_EXERCISE DIRECTIONS_: Take the material below and retype it in full; pictures are left out.

_SUPPLIED MATERIAL_:
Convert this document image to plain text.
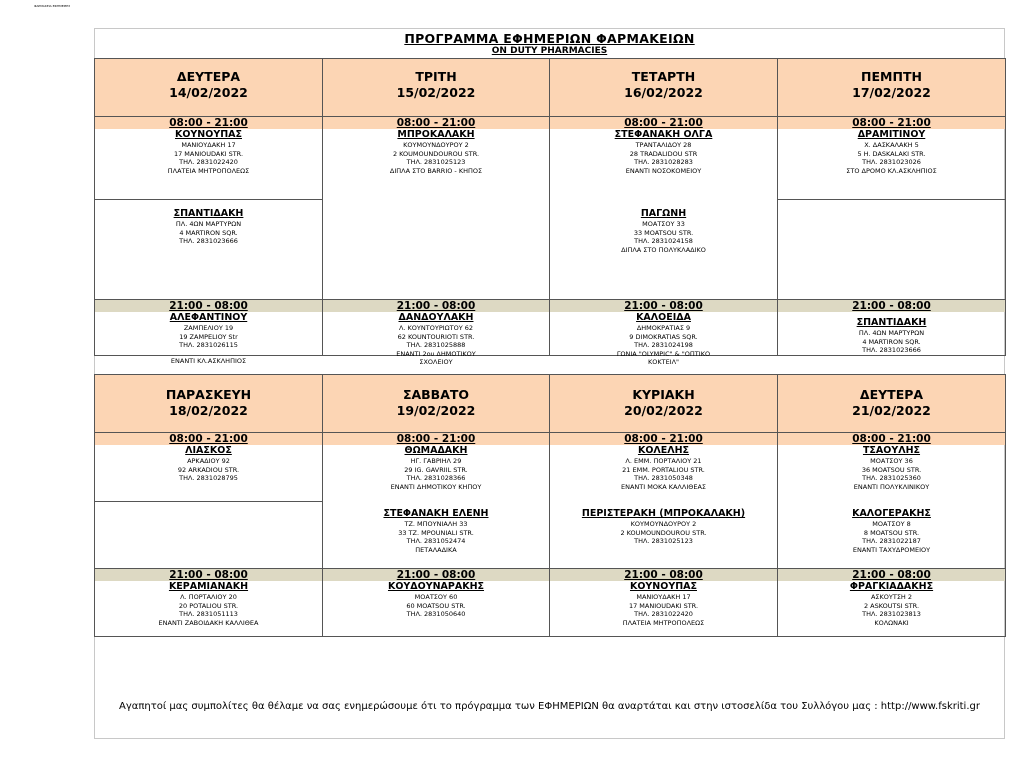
ΦΑΡΜΑΚΕΙΑ ΕΦΗΜΕΡΙΕΣ
ΠΡΟΓΡΑΜΜΑ ΕΦΗΜΕΡΙΩΝ ΦΑΡΜΑΚΕΙΩΝ
ON DUTY PHARMACIES
ΔΕΥΤΕΡΑ
14/02/2022
08:00 - 21:00
ΚΟΥΝΟΥΠΑΣ
ΜΑΝΙΟΥΔΑΚΗ 17
17 MANIOUDAKI STR.
ΤΗΛ. 2831022420
ΠΛΑΤΕΙΑ ΜΗΤΡΟΠΟΛΕΩΣ
ΣΠΑΝΤΙΔΑΚΗ
ΠΛ. 4ΩΝ ΜΑΡΤΥΡΩΝ
4 MARTIRON SQR.
ΤΗΛ. 2831023666
21:00 - 08:00
ΑΛΕΦΑΝΤΙΝΟΥ
ΖΑΜΠΕΛΙΟΥ 19
19 ZAMPELIOY Str
ΤΗΛ. 2831026115
ΕΝΑΝΤΙ ΚΛ.ΑΣΚΛΗΠΙΟΣ
ΤΡΙΤΗ
15/02/2022
08:00 - 21:00
ΜΠΡΟΚΑΛΑΚΗ
ΚΟΥΜΟΥΝΔΟΥΡΟΥ 2
2 KOUMOUNDOUROU STR.
ΤΗΛ. 2831025123
ΔΙΠΛΑ ΣΤΟ BARRIO - ΚΗΠΟΣ
21:00 - 08:00
ΔΑΝΔΟΥΛΑΚΗ
Λ. ΚΟΥΝΤΟΥΡΙΩΤΟΥ 62
62 KOUNTOURIOTI STR.
ΤΗΛ. 2831025888
ΕΝΑΝΤΙ 2ου ΔΗΜΟΤΙΚΟΥ
ΣΧΟΛΕΙΟΥ
ΤΕΤΑΡΤΗ
16/02/2022
08:00 - 21:00
ΣΤΕΦΑΝΑΚΗ ΟΛΓΑ
ΤΡΑΝΤΑΛΙΔΟΥ 28
28 TRADALIDOU STR
ΤΗΛ. 2831028283
ΕΝΑΝΤΙ ΝΟΣΟΚΟΜΕΙΟΥ
ΠΑΓΩΝΗ
ΜΟΑΤΣΟΥ 33
33 MOATSOU STR.
ΤΗΛ. 2831024158
ΔΙΠΛΑ ΣΤΟ ΠΟΛΥΚΛΑΔΙΚΟ
21:00 - 08:00
ΚΑΛΟΕΙΔΑ
ΔΗΜΟΚΡΑΤΙΑΣ 9
9 DIMOKRATIAS SQR.
ΤΗΛ. 2831024198
ΓΩΝΙΑ "OLYMPIC" & "ΟΠΤΙΚΟ
ΚΟΚΤΕΙΛ"
ΠΕΜΠΤΗ
17/02/2022
08:00 - 21:00
ΔΡΑΜΙΤΙΝΟΥ
Χ. ΔΑΣΚΑΛΑΚΗ 5
5 H. DASKALAKI STR.
ΤΗΛ. 2831023026
ΣΤΟ ΔΡΟΜΟ ΚΛ.ΑΣΚΛΗΠΙΟΣ
21:00 - 08:00
ΣΠΑΝΤΙΔΑΚΗ
ΠΛ. 4ΩΝ ΜΑΡΤΥΡΩΝ
4 MARTIRON SQR.
ΤΗΛ. 2831023666
ΠΑΡΑΣΚΕΥΗ
18/02/2022
08:00 - 21:00
ΛΙΑΣΚΟΣ
ΑΡΚΑΔΙΟΥ 92
92 ARKADIOU STR.
ΤΗΛ. 2831028795
21:00 - 08:00
ΚΕΡΑΜΙΑΝΑΚΗ
Λ. ΠΟΡΤΑΛΙΟΥ 20
20 POTALIOU STR.
ΤΗΛ. 2831051113
ΕΝΑΝΤΙ ΖΑΒΟΙΔΑΚΗ ΚΑΛΛΙΘΕΑ
ΣΑΒΒΑΤΟ
19/02/2022
08:00 - 21:00
ΘΩΜΑΔΑΚΗ
ΗΓ. ΓΑΒΡΙΗΛ 29
29 IG. GAVRIIL STR.
ΤΗΛ. 2831028366
ΕΝΑΝΤΙ ΔΗΜΟΤΙΚΟΥ ΚΗΠΟΥ
ΣΤΕΦΑΝΑΚΗ ΕΛΕΝΗ
ΤΖ. ΜΠΟΥΝΙΑΛΗ 33
33 TZ. MPOUNIALI STR.
ΤΗΛ. 2831052474
ΠΕΤΑΛΑΔΙΚΑ
21:00 - 08:00
ΚΟΥΔΟΥΝΑΡΑΚΗΣ
ΜΟΑΤΣΟΥ 60
60 MOATSOU STR.
ΤΗΛ. 2831050640
ΚΥΡΙΑΚΗ
20/02/2022
08:00 - 21:00
ΚΟΛΕΛΗΣ
Λ. ΕΜΜ. ΠΟΡΤΑΛΙΟΥ 21
21 EMM. PORTALIOU STR.
ΤΗΛ. 2831050348
ΕΝΑΝΤΙ ΜΟΚΑ ΚΑΛΛΙΘΕΑΣ
ΠΕΡΙΣΤΕΡΑΚΗ (ΜΠΡΟΚΑΛΑΚΗ)
ΚΟΥΜΟΥΝΔΟΥΡΟΥ 2
2 KOUMOUNDOUROU STR.
ΤΗΛ. 2831025123
21:00 - 08:00
ΚΟΥΝΟΥΠΑΣ
ΜΑΝΙΟΥΔΑΚΗ 17
17 MANIOUDAKI STR.
ΤΗΛ. 2831022420
ΠΛΑΤΕΙΑ ΜΗΤΡΟΠΟΛΕΩΣ
ΔΕΥΤΕΡΑ
21/02/2022
08:00 - 21:00
ΤΣΑΟΥΛΗΣ
ΜΟΑΤΣΟΥ 36
36 MOATSOU STR.
ΤΗΛ. 2831025360
ΕΝΑΝΤΙ ΠΟΛΥΚΛΙΝΙΚΟΥ
ΚΑΛΟΓΕΡΑΚΗΣ
ΜΟΑΤΣΟΥ 8
8 MOATSOU STR.
ΤΗΛ. 2831022187
ΕΝΑΝΤΙ ΤΑΧΥΔΡΟΜΕΙΟΥ
21:00 - 08:00
ΦΡΑΓΚΙΑΔΑΚΗΣ
ΑΣΚΟΥΤΣΗ 2
2 ASKOUTSI STR.
ΤΗΛ. 2831023813
ΚΟΛΩΝΑΚΙ
Αγαπητοί μας συμπολίτες θα θέλαμε να σας ενημερώσουμε ότι το πρόγραμμα των ΕΦΗΜΕΡΙΩΝ θα αναρτάται και στην ιστοσελίδα του Συλλόγου μας : http://www.fskriti.gr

_CORRECT ANSWER_:
Convert this document image to plain text.
ΦΑΡΜΑΚΕΙΑ ΕΦΗΜΕΡΙΕΣ
ΠΡΟΓΡΑΜΜΑ ΕΦΗΜΕΡΙΩΝ ΦΑΡΜΑΚΕΙΩΝ
ON DUTY PHARMACIES
ΔΕΥΤΕΡΑ
14/02/2022
08:00 - 21:00
ΚΟΥΝΟΥΠΑΣ
ΜΑΝΙΟΥΔΑΚΗ 17
17 MANIOUDAKI STR.
ΤΗΛ. 2831022420
ΠΛΑΤΕΙΑ ΜΗΤΡΟΠΟΛΕΩΣ
ΣΠΑΝΤΙΔΑΚΗ
ΠΛ. 4ΩΝ ΜΑΡΤΥΡΩΝ
4 MARTIRON SQR.
ΤΗΛ. 2831023666
21:00 - 08:00
ΑΛΕΦΑΝΤΙΝΟΥ
ΖΑΜΠΕΛΙΟΥ 19
19 ZAMPELIOY Str
ΤΗΛ. 2831026115
ΕΝΑΝΤΙ ΚΛ.ΑΣΚΛΗΠΙΟΣ
ΤΡΙΤΗ
15/02/2022
08:00 - 21:00
ΜΠΡΟΚΑΛΑΚΗ
ΚΟΥΜΟΥΝΔΟΥΡΟΥ 2
2 KOUMOUNDOUROU STR.
ΤΗΛ. 2831025123
ΔΙΠΛΑ ΣΤΟ BARRIO - ΚΗΠΟΣ
21:00 - 08:00
ΔΑΝΔΟΥΛΑΚΗ
Λ. ΚΟΥΝΤΟΥΡΙΩΤΟΥ 62
62 KOUNTOURIOTI STR.
ΤΗΛ. 2831025888
ΕΝΑΝΤΙ 2ου ΔΗΜΟΤΙΚΟΥ
ΣΧΟΛΕΙΟΥ
ΤΕΤΑΡΤΗ
16/02/2022
08:00 - 21:00
ΣΤΕΦΑΝΑΚΗ ΟΛΓΑ
ΤΡΑΝΤΑΛΙΔΟΥ 28
28 TRADALIDOU STR
ΤΗΛ. 2831028283
ΕΝΑΝΤΙ ΝΟΣΟΚΟΜΕΙΟΥ
ΠΑΓΩΝΗ
ΜΟΑΤΣΟΥ 33
33 MOATSOU STR.
ΤΗΛ. 2831024158
ΔΙΠΛΑ ΣΤΟ ΠΟΛΥΚΛΑΔΙΚΟ
21:00 - 08:00
ΚΑΛΟΕΙΔΑ
ΔΗΜΟΚΡΑΤΙΑΣ 9
9 DIMOKRATIAS SQR.
ΤΗΛ. 2831024198
ΓΩΝΙΑ "OLYMPIC" & "ΟΠΤΙΚΟ
ΚΟΚΤΕΙΛ"
ΠΕΜΠΤΗ
17/02/2022
08:00 - 21:00
ΔΡΑΜΙΤΙΝΟΥ
Χ. ΔΑΣΚΑΛΑΚΗ 5
5 H. DASKALAKI STR.
ΤΗΛ. 2831023026
ΣΤΟ ΔΡΟΜΟ ΚΛ.ΑΣΚΛΗΠΙΟΣ
21:00 - 08:00
ΣΠΑΝΤΙΔΑΚΗ
ΠΛ. 4ΩΝ ΜΑΡΤΥΡΩΝ
4 MARTIRON SQR.
ΤΗΛ. 2831023666
ΠΑΡΑΣΚΕΥΗ
18/02/2022
08:00 - 21:00
ΛΙΑΣΚΟΣ
ΑΡΚΑΔΙΟΥ 92
92 ARKADIOU STR.
ΤΗΛ. 2831028795
21:00 - 08:00
ΚΕΡΑΜΙΑΝΑΚΗ
Λ. ΠΟΡΤΑΛΙΟΥ 20
20 POTALIOU STR.
ΤΗΛ. 2831051113
ΕΝΑΝΤΙ ΖΑΒΟΙΔΑΚΗ ΚΑΛΛΙΘΕΑ
ΣΑΒΒΑΤΟ
19/02/2022
08:00 - 21:00
ΘΩΜΑΔΑΚΗ
ΗΓ. ΓΑΒΡΙΗΛ 29
29 IG. GAVRIIL STR.
ΤΗΛ. 2831028366
ΕΝΑΝΤΙ ΔΗΜΟΤΙΚΟΥ ΚΗΠΟΥ
ΣΤΕΦΑΝΑΚΗ ΕΛΕΝΗ
ΤΖ. ΜΠΟΥΝΙΑΛΗ 33
33 TZ. MPOUNIALI STR.
ΤΗΛ. 2831052474
ΠΕΤΑΛΑΔΙΚΑ
21:00 - 08:00
ΚΟΥΔΟΥΝΑΡΑΚΗΣ
ΜΟΑΤΣΟΥ 60
60 MOATSOU STR.
ΤΗΛ. 2831050640
ΚΥΡΙΑΚΗ
20/02/2022
08:00 - 21:00
ΚΟΛΕΛΗΣ
Λ. ΕΜΜ. ΠΟΡΤΑΛΙΟΥ 21
21 EMM. PORTALIOU STR.
ΤΗΛ. 2831050348
ΕΝΑΝΤΙ ΜΟΚΑ ΚΑΛΛΙΘΕΑΣ
ΠΕΡΙΣΤΕΡΑΚΗ (ΜΠΡΟΚΑΛΑΚΗ)
ΚΟΥΜΟΥΝΔΟΥΡΟΥ 2
2 KOUMOUNDOUROU STR.
ΤΗΛ. 2831025123
21:00 - 08:00
ΚΟΥΝΟΥΠΑΣ
ΜΑΝΙΟΥΔΑΚΗ 17
17 MANIOUDAKI STR.
ΤΗΛ. 2831022420
ΠΛΑΤΕΙΑ ΜΗΤΡΟΠΟΛΕΩΣ
ΔΕΥΤΕΡΑ
21/02/2022
08:00 - 21:00
ΤΣΑΟΥΛΗΣ
ΜΟΑΤΣΟΥ 36
36 MOATSOU STR.
ΤΗΛ. 2831025360
ΕΝΑΝΤΙ ΠΟΛΥΚΛΙΝΙΚΟΥ
ΚΑΛΟΓΕΡΑΚΗΣ
ΜΟΑΤΣΟΥ 8
8 MOATSOU STR.
ΤΗΛ. 2831022187
ΕΝΑΝΤΙ ΤΑΧΥΔΡΟΜΕΙΟΥ
21:00 - 08:00
ΦΡΑΓΚΙΑΔΑΚΗΣ
ΑΣΚΟΥΤΣΗ 2
2 ASKOUTSI STR.
ΤΗΛ. 2831023813
ΚΟΛΩΝΑΚΙ
Αγαπητοί μας συμπολίτες θα θέλαμε να σας ενημερώσουμε ότι το πρόγραμμα των ΕΦΗΜΕΡΙΩΝ θα αναρτάται και στην ιστοσελίδα του Συλλόγου μας : http://www.fskriti.gr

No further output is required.